##### Dataset content #####

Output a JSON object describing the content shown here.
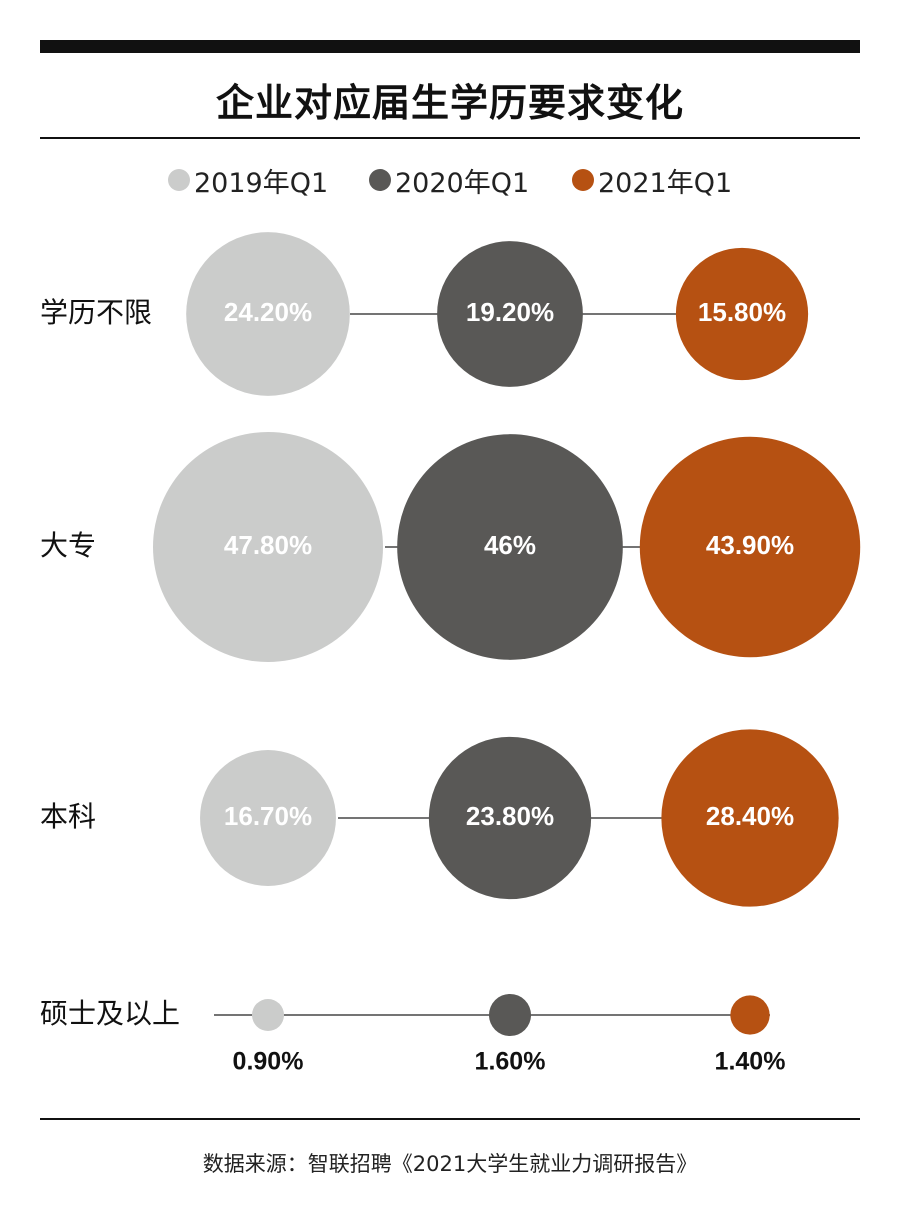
{
  "title": "企业对应届生学历要求变化",
  "source": "数据来源：智联招聘《2021大学生就业力调研报告》",
  "colors": {
    "2019年Q1": "#cbcccb",
    "2020年Q1": "#595856",
    "2021年Q1": "#b65112"
  },
  "chart_data": {
    "type": "bubble",
    "title": "企业对应届生学历要求变化",
    "legend_position": "top",
    "series": [
      {
        "name": "2019年Q1"
      },
      {
        "name": "2020年Q1"
      },
      {
        "name": "2021年Q1"
      }
    ],
    "categories": [
      "学历不限",
      "大专",
      "本科",
      "硕士及以上"
    ],
    "values": [
      [
        24.2,
        19.2,
        15.8
      ],
      [
        47.8,
        46.0,
        43.9
      ],
      [
        16.7,
        23.8,
        28.4
      ],
      [
        0.9,
        1.6,
        1.4
      ]
    ],
    "labels": [
      [
        "24.20%",
        "19.20%",
        "15.80%"
      ],
      [
        "47.80%",
        "46%",
        "43.90%"
      ],
      [
        "16.70%",
        "23.80%",
        "28.40%"
      ],
      [
        "0.90%",
        "1.60%",
        "1.40%"
      ]
    ],
    "unit": "%"
  }
}
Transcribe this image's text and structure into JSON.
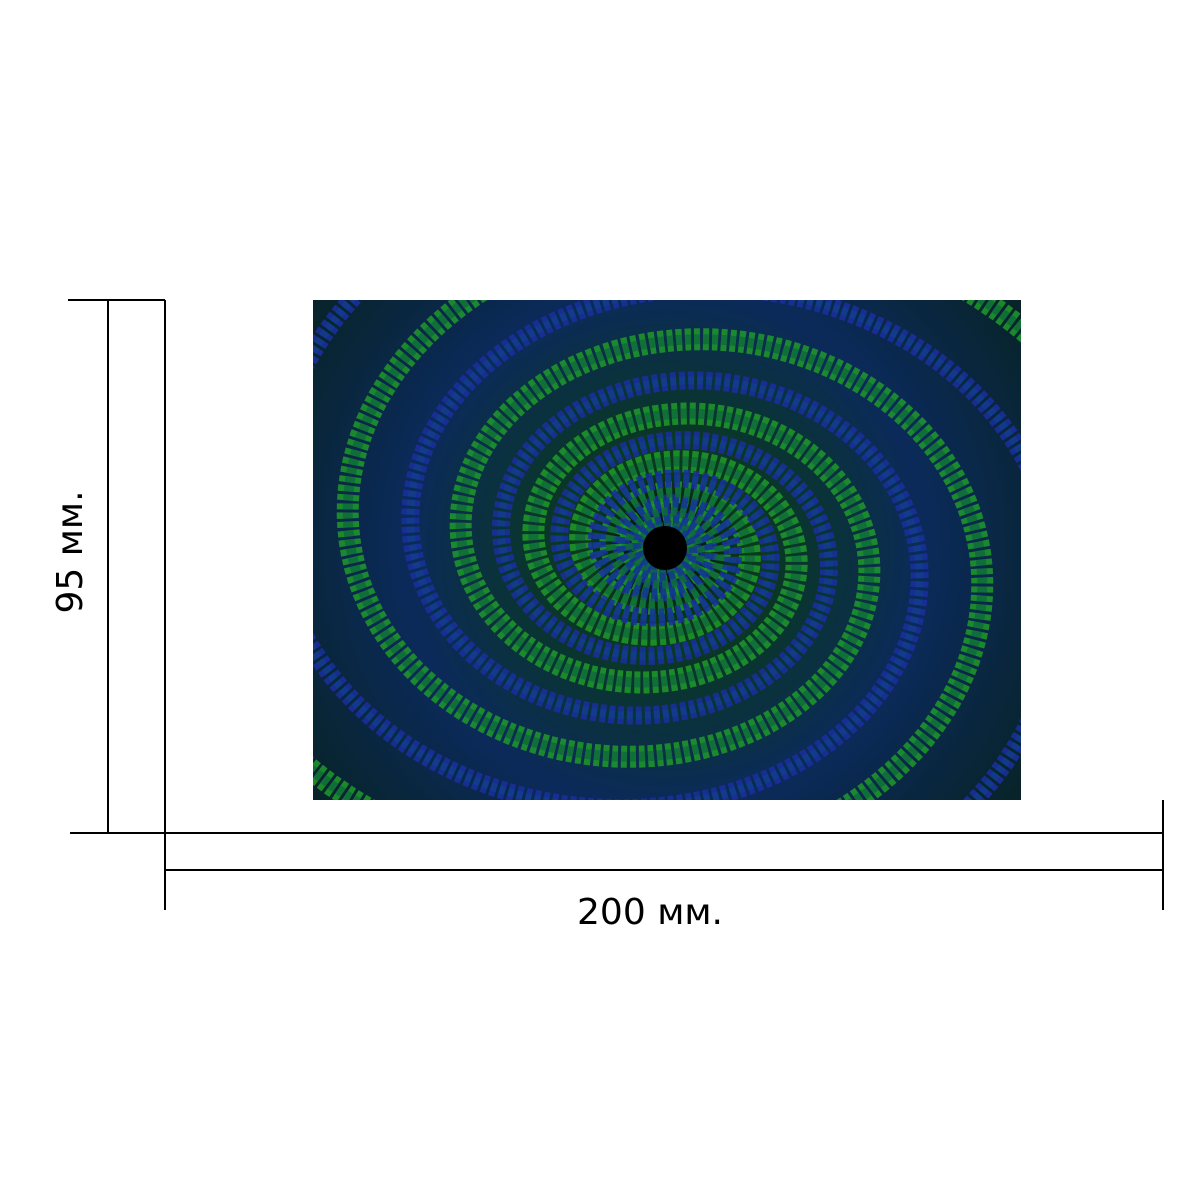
{
  "dimensions": {
    "height": "95 мм.",
    "width": "200 мм."
  }
}
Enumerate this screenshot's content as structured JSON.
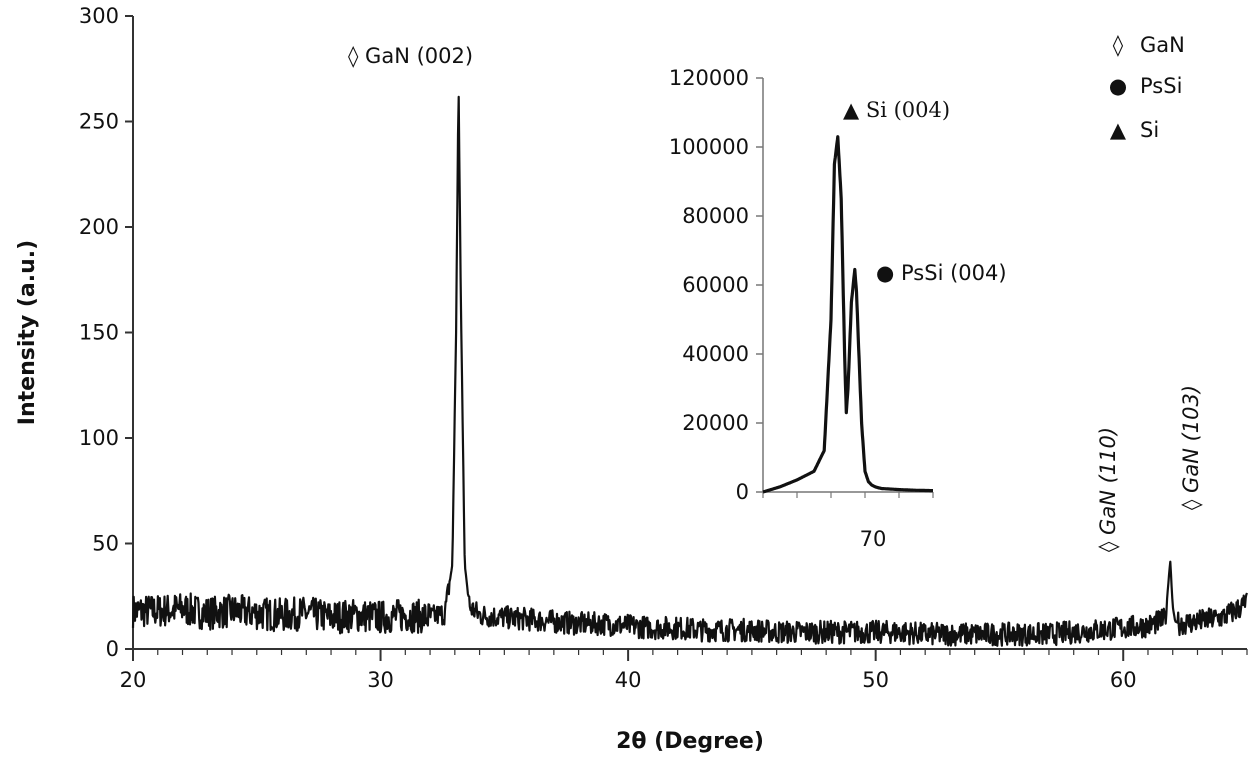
{
  "chart_data": [
    {
      "type": "line",
      "title": "",
      "xlabel": "2θ (Degree)",
      "ylabel": "Intensity (a.u.)",
      "xlim": [
        20,
        65
      ],
      "ylim": [
        0,
        300
      ],
      "x_ticks": [
        20,
        30,
        40,
        50,
        60
      ],
      "x_tick_labels": [
        "20",
        "30",
        "40",
        "50",
        "60"
      ],
      "y_ticks": [
        0,
        50,
        100,
        150,
        200,
        250,
        300
      ],
      "y_tick_labels": [
        "0",
        "50",
        "100",
        "150",
        "200",
        "250",
        "300"
      ],
      "grid": false,
      "series": [
        {
          "color": "#111111",
          "x": [
            20,
            21,
            22,
            23,
            24,
            25,
            26,
            27,
            28,
            29,
            30,
            31,
            32,
            32.6,
            32.9,
            33.05,
            33.15,
            33.25,
            33.4,
            33.6,
            34,
            35,
            36,
            37,
            38,
            39,
            40,
            41,
            42,
            43,
            44,
            45,
            46,
            47,
            48,
            49,
            50,
            51,
            52,
            53,
            54,
            55,
            56,
            57,
            58,
            59,
            60,
            61,
            61.7,
            61.9,
            62.0,
            62.1,
            62.3,
            63,
            64,
            64.5,
            65
          ],
          "y": [
            18,
            18,
            19,
            17,
            18,
            17,
            16,
            17,
            15,
            16,
            15,
            16,
            15,
            17,
            40,
            150,
            268,
            160,
            40,
            20,
            16,
            15,
            14,
            13,
            12,
            12,
            11,
            10,
            10,
            9,
            9,
            9,
            8,
            8,
            8,
            8,
            8,
            8,
            7,
            7,
            7,
            7,
            7,
            7,
            8,
            9,
            10,
            11,
            14,
            42,
            20,
            13,
            12,
            13,
            15,
            18,
            22
          ]
        }
      ],
      "legend": {
        "position": "top-right",
        "entries": [
          {
            "symbol": "◊",
            "label": "GaN"
          },
          {
            "symbol": "●",
            "label": "PsSi"
          },
          {
            "symbol": "▲",
            "label": "Si"
          }
        ]
      },
      "annotations": [
        {
          "text": "◊ GaN (002)",
          "x": 33.15,
          "y": 268
        },
        {
          "text": "◊ GaN (110)",
          "x": 59.6,
          "y": 48
        },
        {
          "text": "◊ GaN (103)",
          "x": 62.6,
          "y": 70
        }
      ]
    },
    {
      "type": "line",
      "title": "",
      "xlabel": "",
      "ylabel": "",
      "xlim": [
        67,
        72
      ],
      "ylim": [
        0,
        120000
      ],
      "x_ticks": [
        70
      ],
      "x_tick_labels": [
        "70"
      ],
      "y_ticks": [
        0,
        20000,
        40000,
        60000,
        80000,
        100000,
        120000
      ],
      "y_tick_labels": [
        "0",
        "20000",
        "40000",
        "60000",
        "80000",
        "100000",
        "120000"
      ],
      "grid": false,
      "series": [
        {
          "color": "#111111",
          "x": [
            67.0,
            67.5,
            68.0,
            68.5,
            68.8,
            69.0,
            69.1,
            69.2,
            69.3,
            69.4,
            69.45,
            69.5,
            69.6,
            69.7,
            69.75,
            69.8,
            69.9,
            70.0,
            70.1,
            70.2,
            70.3,
            70.4,
            70.5,
            71.0,
            71.5,
            72.0
          ],
          "y": [
            0,
            1500,
            3500,
            6000,
            12000,
            50000,
            95000,
            103000,
            85000,
            40000,
            23000,
            30000,
            55000,
            64500,
            58000,
            45000,
            20000,
            6000,
            3000,
            2000,
            1500,
            1200,
            1000,
            700,
            500,
            400
          ]
        }
      ],
      "annotations": [
        {
          "text": "▲ Si (004)",
          "x": 69.2,
          "y": 103000
        },
        {
          "text": "● PsSi (004)",
          "x": 69.75,
          "y": 64500
        }
      ]
    }
  ]
}
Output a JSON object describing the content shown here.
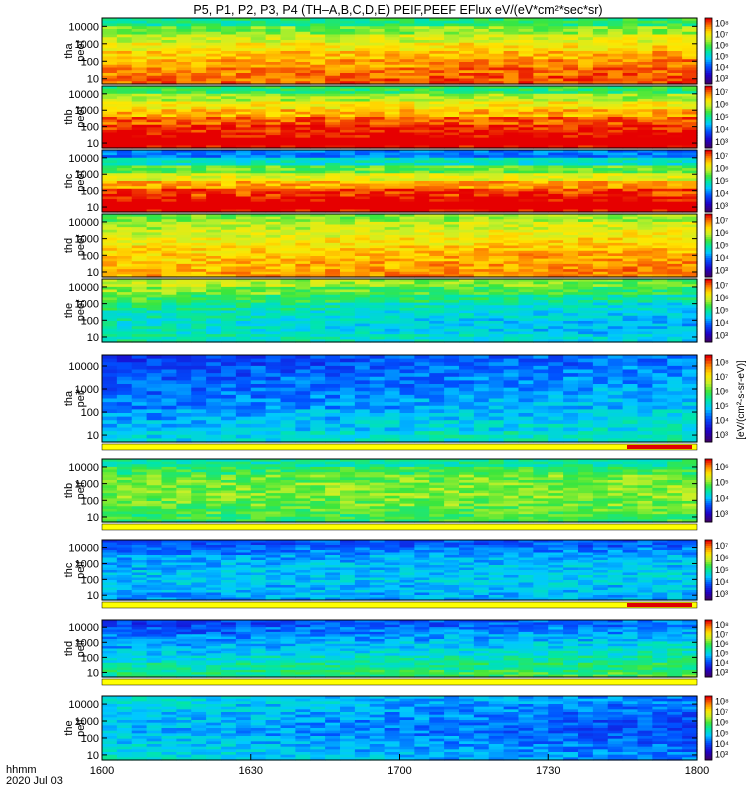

#####

Copy the listing in full and without alteration, omitting every picture.

Result =
Output a JSON object describing the content shown here.
{
  "title": "企业对应届生学历要求变化",
  "source": "数据来源：智联招聘《2021大学生就业力调研报告》",
  "colors": {
    "2019年Q1": "#cbcccb",
    "2020年Q1": "#595856",
    "2021年Q1": "#b65112"
  },
  "chart_data": {
    "type": "bubble",
    "title": "企业对应届生学历要求变化",
    "legend_position": "top",
    "series": [
      {
        "name": "2019年Q1"
      },
      {
        "name": "2020年Q1"
      },
      {
        "name": "2021年Q1"
      }
    ],
    "categories": [
      "学历不限",
      "大专",
      "本科",
      "硕士及以上"
    ],
    "values": [
      [
        24.2,
        19.2,
        15.8
      ],
      [
        47.8,
        46.0,
        43.9
      ],
      [
        16.7,
        23.8,
        28.4
      ],
      [
        0.9,
        1.6,
        1.4
      ]
    ],
    "labels": [
      [
        "24.20%",
        "19.20%",
        "15.80%"
      ],
      [
        "47.80%",
        "46%",
        "43.90%"
      ],
      [
        "16.70%",
        "23.80%",
        "28.40%"
      ],
      [
        "0.90%",
        "1.60%",
        "1.40%"
      ]
    ],
    "unit": "%"
  }
}
Transcribe this image's text and structure into JSON.
{
  "dimensions": {
    "height": "95 мм.",
    "width": "200 мм."
  }
}
Enumerate this screenshot's content as structured JSON.
{
  "chart_data": [
    {
      "type": "line",
      "title": "",
      "xlabel": "2θ (Degree)",
      "ylabel": "Intensity (a.u.)",
      "xlim": [
        20,
        65
      ],
      "ylim": [
        0,
        300
      ],
      "x_ticks": [
        20,
        30,
        40,
        50,
        60
      ],
      "x_tick_labels": [
        "20",
        "30",
        "40",
        "50",
        "60"
      ],
      "y_ticks": [
        0,
        50,
        100,
        150,
        200,
        250,
        300
      ],
      "y_tick_labels": [
        "0",
        "50",
        "100",
        "150",
        "200",
        "250",
        "300"
      ],
      "grid": false,
      "series": [
        {
          "color": "#111111",
          "x": [
            20,
            21,
            22,
            23,
            24,
            25,
            26,
            27,
            28,
            29,
            30,
            31,
            32,
            32.6,
            32.9,
            33.05,
            33.15,
            33.25,
            33.4,
            33.6,
            34,
            35,
            36,
            37,
            38,
            39,
            40,
            41,
            42,
            43,
            44,
            45,
            46,
            47,
            48,
            49,
            50,
            51,
            52,
            53,
            54,
            55,
            56,
            57,
            58,
            59,
            60,
            61,
            61.7,
            61.9,
            62.0,
            62.1,
            62.3,
            63,
            64,
            64.5,
            65
          ],
          "y": [
            18,
            18,
            19,
            17,
            18,
            17,
            16,
            17,
            15,
            16,
            15,
            16,
            15,
            17,
            40,
            150,
            268,
            160,
            40,
            20,
            16,
            15,
            14,
            13,
            12,
            12,
            11,
            10,
            10,
            9,
            9,
            9,
            8,
            8,
            8,
            8,
            8,
            8,
            7,
            7,
            7,
            7,
            7,
            7,
            8,
            9,
            10,
            11,
            14,
            42,
            20,
            13,
            12,
            13,
            15,
            18,
            22
          ]
        }
      ],
      "legend": {
        "position": "top-right",
        "entries": [
          {
            "symbol": "◊",
            "label": "GaN"
          },
          {
            "symbol": "●",
            "label": "PsSi"
          },
          {
            "symbol": "▲",
            "label": "Si"
          }
        ]
      },
      "annotations": [
        {
          "text": "◊ GaN (002)",
          "x": 33.15,
          "y": 268
        },
        {
          "text": "◊ GaN (110)",
          "x": 59.6,
          "y": 48
        },
        {
          "text": "◊ GaN (103)",
          "x": 62.6,
          "y": 70
        }
      ]
    },
    {
      "type": "line",
      "title": "",
      "xlabel": "",
      "ylabel": "",
      "xlim": [
        67,
        72
      ],
      "ylim": [
        0,
        120000
      ],
      "x_ticks": [
        70
      ],
      "x_tick_labels": [
        "70"
      ],
      "y_ticks": [
        0,
        20000,
        40000,
        60000,
        80000,
        100000,
        120000
      ],
      "y_tick_labels": [
        "0",
        "20000",
        "40000",
        "60000",
        "80000",
        "100000",
        "120000"
      ],
      "grid": false,
      "series": [
        {
          "color": "#111111",
          "x": [
            67.0,
            67.5,
            68.0,
            68.5,
            68.8,
            69.0,
            69.1,
            69.2,
            69.3,
            69.4,
            69.45,
            69.5,
            69.6,
            69.7,
            69.75,
            69.8,
            69.9,
            70.0,
            70.1,
            70.2,
            70.3,
            70.4,
            70.5,
            71.0,
            71.5,
            72.0
          ],
          "y": [
            0,
            1500,
            3500,
            6000,
            12000,
            50000,
            95000,
            103000,
            85000,
            40000,
            23000,
            30000,
            55000,
            64500,
            58000,
            45000,
            20000,
            6000,
            3000,
            2000,
            1500,
            1200,
            1000,
            700,
            500,
            400
          ]
        }
      ],
      "annotations": [
        {
          "text": "▲ Si (004)",
          "x": 69.2,
          "y": 103000
        },
        {
          "text": "● PsSi (004)",
          "x": 69.75,
          "y": 64500
        }
      ]
    }
  ]
}
Output a JSON object describing the content shown here.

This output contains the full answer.